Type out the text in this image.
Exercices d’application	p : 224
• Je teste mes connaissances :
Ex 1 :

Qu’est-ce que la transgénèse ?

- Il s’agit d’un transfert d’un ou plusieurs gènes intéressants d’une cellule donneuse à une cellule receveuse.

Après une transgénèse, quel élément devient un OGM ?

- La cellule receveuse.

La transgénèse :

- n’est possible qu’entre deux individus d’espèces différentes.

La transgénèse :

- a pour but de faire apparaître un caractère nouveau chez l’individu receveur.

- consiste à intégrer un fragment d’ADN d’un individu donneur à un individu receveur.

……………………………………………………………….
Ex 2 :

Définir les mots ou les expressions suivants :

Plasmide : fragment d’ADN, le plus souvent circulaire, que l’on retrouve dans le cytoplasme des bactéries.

———

# Objective:
Write out all the data again, exactly as it appears.

# Written answer:
Type out the text in this image.
Exercices d’application	p : 224
• Je teste mes connaissances :
Ex 1 :

Qu’est-ce que la transgénèse ?

- Il s’agit d’un transfert d’un ou plusieurs gènes intéressants d’une cellule donneuse à une cellule receveuse.

Après une transgénèse, quel élément devient un OGM ?

- La cellule receveuse.

La transgénèse :

- n’est possible qu’entre deux individus d’espèces différentes.

La transgénèse :

- a pour but de faire apparaître un caractère nouveau chez l’individu receveur.

- consiste à intégrer un fragment d’ADN d’un individu donneur à un individu receveur.

……………………………………………………………….
Ex 2 :

Définir les mots ou les expressions suivants :

Plasmide : fragment d’ADN, le plus souvent circulaire, que l’on retrouve dans le cytoplasme des bactéries.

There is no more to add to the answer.